-- start of Exercise data --

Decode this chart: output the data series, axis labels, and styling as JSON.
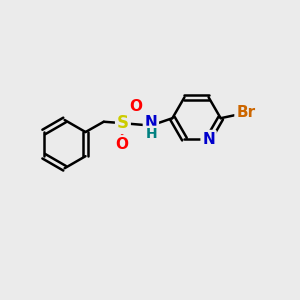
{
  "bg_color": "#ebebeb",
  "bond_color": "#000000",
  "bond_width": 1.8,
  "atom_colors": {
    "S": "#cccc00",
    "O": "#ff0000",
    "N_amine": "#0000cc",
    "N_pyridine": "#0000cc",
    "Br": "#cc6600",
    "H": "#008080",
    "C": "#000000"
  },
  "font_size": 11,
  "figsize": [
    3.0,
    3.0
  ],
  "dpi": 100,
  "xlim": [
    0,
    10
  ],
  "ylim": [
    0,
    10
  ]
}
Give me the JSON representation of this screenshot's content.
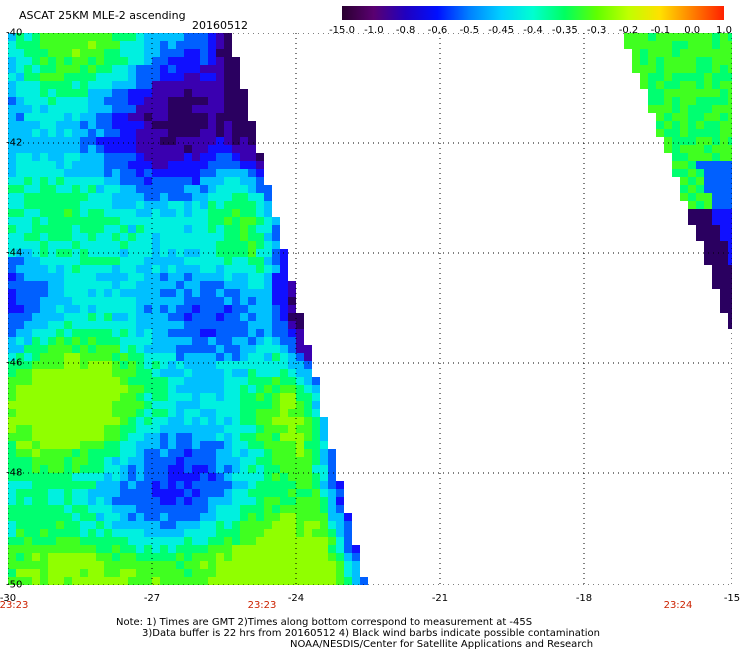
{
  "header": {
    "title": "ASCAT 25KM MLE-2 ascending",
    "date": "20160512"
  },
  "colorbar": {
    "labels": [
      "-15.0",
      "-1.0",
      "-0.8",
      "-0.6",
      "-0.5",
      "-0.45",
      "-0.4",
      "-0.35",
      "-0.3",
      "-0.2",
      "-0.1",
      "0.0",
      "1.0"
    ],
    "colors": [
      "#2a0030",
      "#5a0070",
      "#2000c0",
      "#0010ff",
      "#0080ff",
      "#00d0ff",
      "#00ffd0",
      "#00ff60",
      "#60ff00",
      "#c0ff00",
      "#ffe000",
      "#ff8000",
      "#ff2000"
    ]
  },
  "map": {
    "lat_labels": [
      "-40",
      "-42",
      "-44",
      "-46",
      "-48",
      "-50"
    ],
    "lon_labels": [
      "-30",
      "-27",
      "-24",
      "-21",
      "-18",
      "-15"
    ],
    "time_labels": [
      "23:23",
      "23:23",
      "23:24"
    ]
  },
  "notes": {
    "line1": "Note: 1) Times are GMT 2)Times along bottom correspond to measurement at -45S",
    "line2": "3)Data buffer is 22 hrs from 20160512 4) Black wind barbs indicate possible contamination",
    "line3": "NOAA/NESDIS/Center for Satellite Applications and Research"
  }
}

-- end of Exercise data --

- Instructions to follow: In the records above, how many lines include the string "this"? Answer with only the number.

- Exercise result: 2